## START PROVIDED RECORDS
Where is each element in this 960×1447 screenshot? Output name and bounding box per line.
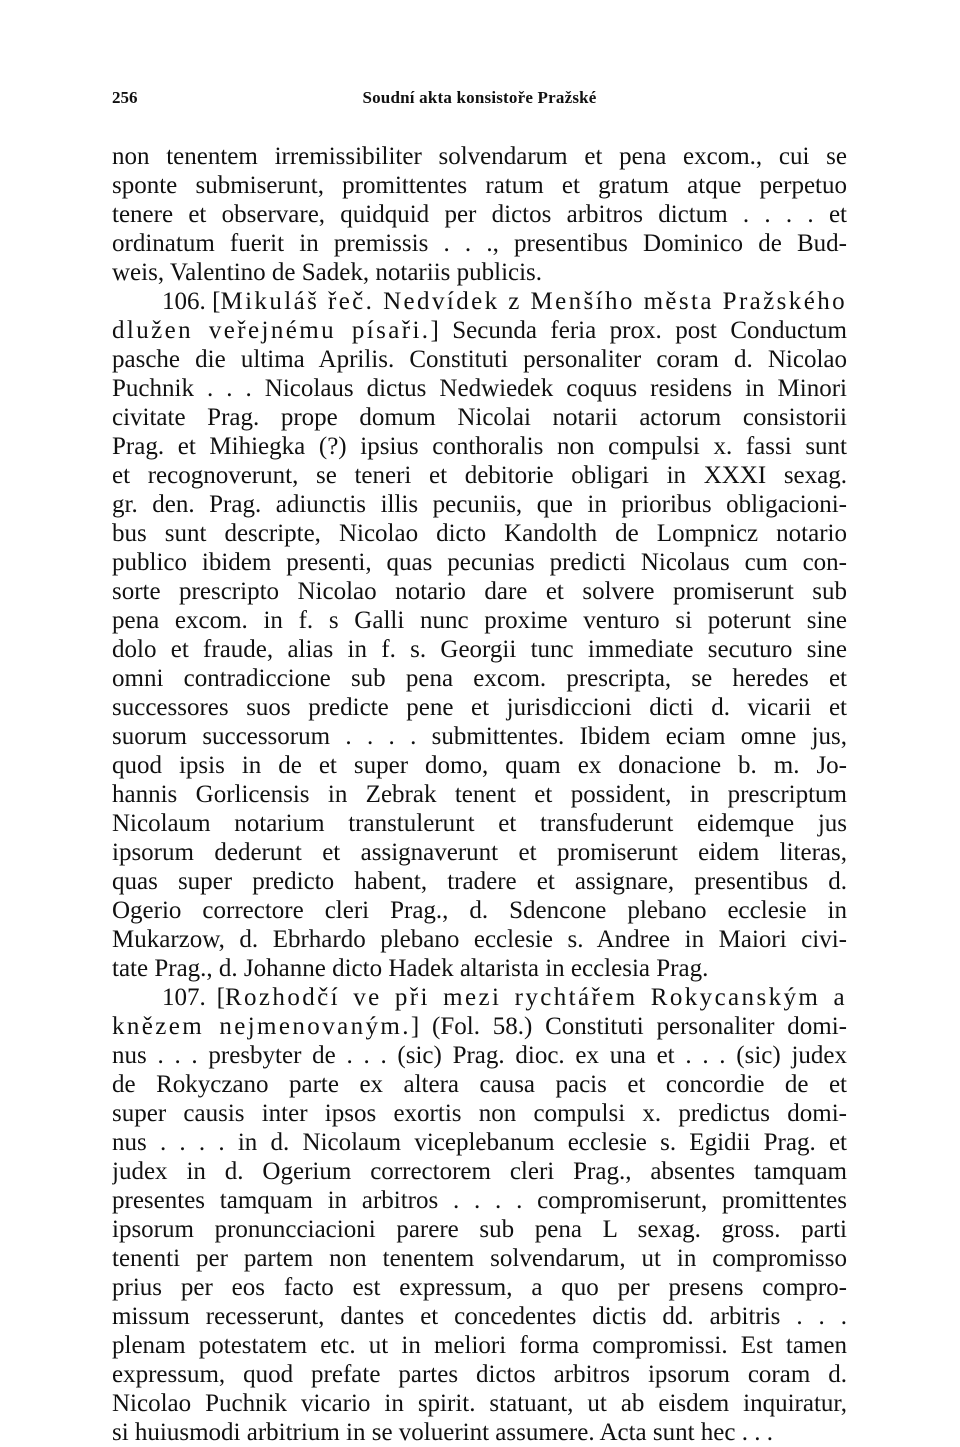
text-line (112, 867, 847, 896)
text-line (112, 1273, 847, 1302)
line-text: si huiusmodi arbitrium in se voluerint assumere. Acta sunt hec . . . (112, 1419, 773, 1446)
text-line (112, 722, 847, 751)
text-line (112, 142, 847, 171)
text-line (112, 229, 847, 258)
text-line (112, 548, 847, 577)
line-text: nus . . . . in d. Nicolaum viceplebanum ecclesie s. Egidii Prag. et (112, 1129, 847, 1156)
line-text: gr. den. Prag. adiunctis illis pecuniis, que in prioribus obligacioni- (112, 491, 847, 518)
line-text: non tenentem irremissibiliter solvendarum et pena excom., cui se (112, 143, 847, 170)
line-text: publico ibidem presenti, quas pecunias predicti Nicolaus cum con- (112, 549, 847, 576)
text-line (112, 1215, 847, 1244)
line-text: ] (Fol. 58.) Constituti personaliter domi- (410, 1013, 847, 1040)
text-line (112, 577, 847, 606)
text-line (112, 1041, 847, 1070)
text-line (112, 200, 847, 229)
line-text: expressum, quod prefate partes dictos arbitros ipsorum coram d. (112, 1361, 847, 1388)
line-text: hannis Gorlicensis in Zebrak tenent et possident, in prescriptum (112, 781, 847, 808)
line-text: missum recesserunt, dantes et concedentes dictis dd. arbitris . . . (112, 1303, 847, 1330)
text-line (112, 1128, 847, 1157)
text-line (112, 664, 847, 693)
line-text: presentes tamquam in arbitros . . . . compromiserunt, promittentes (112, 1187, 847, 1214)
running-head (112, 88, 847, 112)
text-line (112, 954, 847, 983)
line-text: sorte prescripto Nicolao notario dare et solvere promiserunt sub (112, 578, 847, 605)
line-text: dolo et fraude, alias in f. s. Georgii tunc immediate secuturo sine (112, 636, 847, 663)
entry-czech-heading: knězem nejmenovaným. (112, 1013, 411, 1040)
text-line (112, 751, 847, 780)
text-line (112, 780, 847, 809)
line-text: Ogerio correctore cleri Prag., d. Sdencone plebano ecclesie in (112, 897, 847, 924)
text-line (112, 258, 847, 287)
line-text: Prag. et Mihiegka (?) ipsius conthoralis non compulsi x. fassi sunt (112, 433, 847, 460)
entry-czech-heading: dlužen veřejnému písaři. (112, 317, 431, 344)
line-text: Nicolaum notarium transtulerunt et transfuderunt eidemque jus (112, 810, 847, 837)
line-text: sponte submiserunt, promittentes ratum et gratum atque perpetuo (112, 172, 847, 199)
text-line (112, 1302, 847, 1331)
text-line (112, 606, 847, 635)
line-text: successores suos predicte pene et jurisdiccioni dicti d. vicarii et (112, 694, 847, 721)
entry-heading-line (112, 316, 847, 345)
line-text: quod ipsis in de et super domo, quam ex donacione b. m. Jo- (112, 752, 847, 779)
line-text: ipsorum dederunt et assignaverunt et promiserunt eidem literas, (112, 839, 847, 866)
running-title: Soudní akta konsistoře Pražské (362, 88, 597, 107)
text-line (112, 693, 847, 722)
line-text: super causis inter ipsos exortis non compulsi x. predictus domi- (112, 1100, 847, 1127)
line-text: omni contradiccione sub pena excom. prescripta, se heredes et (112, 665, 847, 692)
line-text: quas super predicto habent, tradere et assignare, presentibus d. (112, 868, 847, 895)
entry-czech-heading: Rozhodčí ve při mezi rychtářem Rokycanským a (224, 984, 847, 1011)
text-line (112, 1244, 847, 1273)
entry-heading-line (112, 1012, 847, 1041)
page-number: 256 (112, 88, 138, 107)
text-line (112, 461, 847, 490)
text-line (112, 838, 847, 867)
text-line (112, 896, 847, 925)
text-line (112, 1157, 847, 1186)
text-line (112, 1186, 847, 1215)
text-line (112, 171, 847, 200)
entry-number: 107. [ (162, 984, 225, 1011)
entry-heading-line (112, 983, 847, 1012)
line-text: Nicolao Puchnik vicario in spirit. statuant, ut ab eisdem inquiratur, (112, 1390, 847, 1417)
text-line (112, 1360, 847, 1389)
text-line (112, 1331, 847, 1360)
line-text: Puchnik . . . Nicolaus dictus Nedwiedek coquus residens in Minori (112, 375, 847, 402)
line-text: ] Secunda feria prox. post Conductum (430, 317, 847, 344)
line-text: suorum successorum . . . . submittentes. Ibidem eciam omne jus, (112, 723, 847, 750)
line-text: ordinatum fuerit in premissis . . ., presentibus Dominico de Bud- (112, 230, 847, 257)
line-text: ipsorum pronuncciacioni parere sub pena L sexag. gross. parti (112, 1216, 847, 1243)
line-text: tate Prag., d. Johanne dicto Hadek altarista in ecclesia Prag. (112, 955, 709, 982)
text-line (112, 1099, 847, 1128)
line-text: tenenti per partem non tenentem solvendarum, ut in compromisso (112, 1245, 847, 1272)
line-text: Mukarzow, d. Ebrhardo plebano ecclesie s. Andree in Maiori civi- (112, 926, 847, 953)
## END PROVIDED RECORDS
Return every line of the entries above verbatim, without changing a character, and leave the pictures out of your answer.

Where is each element in this 960×1447 screenshot? Output name and bounding box per line.
text-line (112, 867, 847, 896)
text-line (112, 1273, 847, 1302)
line-text: si huiusmodi arbitrium in se voluerint assumere. Acta sunt hec . . . (112, 1419, 773, 1446)
text-line (112, 722, 847, 751)
text-line (112, 142, 847, 171)
text-line (112, 229, 847, 258)
text-line (112, 548, 847, 577)
line-text: nus . . . . in d. Nicolaum viceplebanum ecclesie s. Egidii Prag. et (112, 1129, 847, 1156)
line-text: gr. den. Prag. adiunctis illis pecuniis, que in prioribus obligacioni- (112, 491, 847, 518)
line-text: non tenentem irremissibiliter solvendarum et pena excom., cui se (112, 143, 847, 170)
line-text: publico ibidem presenti, quas pecunias predicti Nicolaus cum con- (112, 549, 847, 576)
text-line (112, 1215, 847, 1244)
line-text: ] (Fol. 58.) Constituti personaliter domi- (410, 1013, 847, 1040)
text-line (112, 577, 847, 606)
text-line (112, 1041, 847, 1070)
text-line (112, 200, 847, 229)
line-text: expressum, quod prefate partes dictos arbitros ipsorum coram d. (112, 1361, 847, 1388)
line-text: hannis Gorlicensis in Zebrak tenent et possident, in prescriptum (112, 781, 847, 808)
line-text: missum recesserunt, dantes et concedentes dictis dd. arbitris . . . (112, 1303, 847, 1330)
text-line (112, 1128, 847, 1157)
text-line (112, 664, 847, 693)
line-text: presentes tamquam in arbitros . . . . compromiserunt, promittentes (112, 1187, 847, 1214)
running-head (112, 88, 847, 112)
text-line (112, 954, 847, 983)
line-text: sorte prescripto Nicolao notario dare et solvere promiserunt sub (112, 578, 847, 605)
line-text: dolo et fraude, alias in f. s. Georgii tunc immediate secuturo sine (112, 636, 847, 663)
entry-czech-heading: knězem nejmenovaným. (112, 1013, 411, 1040)
text-line (112, 751, 847, 780)
text-line (112, 780, 847, 809)
line-text: Ogerio correctore cleri Prag., d. Sdencone plebano ecclesie in (112, 897, 847, 924)
text-line (112, 258, 847, 287)
line-text: Prag. et Mihiegka (?) ipsius conthoralis non compulsi x. fassi sunt (112, 433, 847, 460)
entry-czech-heading: dlužen veřejnému písaři. (112, 317, 431, 344)
line-text: Nicolaum notarium transtulerunt et transfuderunt eidemque jus (112, 810, 847, 837)
line-text: sponte submiserunt, promittentes ratum et gratum atque perpetuo (112, 172, 847, 199)
text-line (112, 1302, 847, 1331)
text-line (112, 606, 847, 635)
line-text: successores suos predicte pene et jurisdiccioni dicti d. vicarii et (112, 694, 847, 721)
entry-heading-line (112, 316, 847, 345)
line-text: quod ipsis in de et super domo, quam ex donacione b. m. Jo- (112, 752, 847, 779)
line-text: ipsorum dederunt et assignaverunt et promiserunt eidem literas, (112, 839, 847, 866)
running-title: Soudní akta konsistoře Pražské (362, 88, 597, 107)
text-line (112, 693, 847, 722)
line-text: super causis inter ipsos exortis non compulsi x. predictus domi- (112, 1100, 847, 1127)
line-text: omni contradiccione sub pena excom. prescripta, se heredes et (112, 665, 847, 692)
line-text: quas super predicto habent, tradere et assignare, presentibus d. (112, 868, 847, 895)
entry-czech-heading: Rozhodčí ve při mezi rychtářem Rokycanským a (224, 984, 847, 1011)
text-line (112, 1244, 847, 1273)
entry-heading-line (112, 1012, 847, 1041)
page-number: 256 (112, 88, 138, 107)
text-line (112, 461, 847, 490)
text-line (112, 838, 847, 867)
text-line (112, 896, 847, 925)
text-line (112, 1157, 847, 1186)
text-line (112, 1186, 847, 1215)
text-line (112, 171, 847, 200)
entry-number: 107. [ (162, 984, 225, 1011)
entry-heading-line (112, 983, 847, 1012)
line-text: Nicolao Puchnik vicario in spirit. statuant, ut ab eisdem inquiratur, (112, 1390, 847, 1417)
text-line (112, 1360, 847, 1389)
text-line (112, 1331, 847, 1360)
line-text: Puchnik . . . Nicolaus dictus Nedwiedek coquus residens in Minori (112, 375, 847, 402)
line-text: ] Secunda feria prox. post Conductum (430, 317, 847, 344)
line-text: suorum successorum . . . . submittentes. Ibidem eciam omne jus, (112, 723, 847, 750)
line-text: ordinatum fuerit in premissis . . ., presentibus Dominico de Bud- (112, 230, 847, 257)
line-text: ipsorum pronuncciacioni parere sub pena L sexag. gross. parti (112, 1216, 847, 1243)
line-text: tate Prag., d. Johanne dicto Hadek altarista in ecclesia Prag. (112, 955, 709, 982)
text-line (112, 1099, 847, 1128)
line-text: tenenti per partem non tenentem solvendarum, ut in compromisso (112, 1245, 847, 1272)
line-text: Mukarzow, d. Ebrhardo plebano ecclesie s. Andree in Maiori civi- (112, 926, 847, 953)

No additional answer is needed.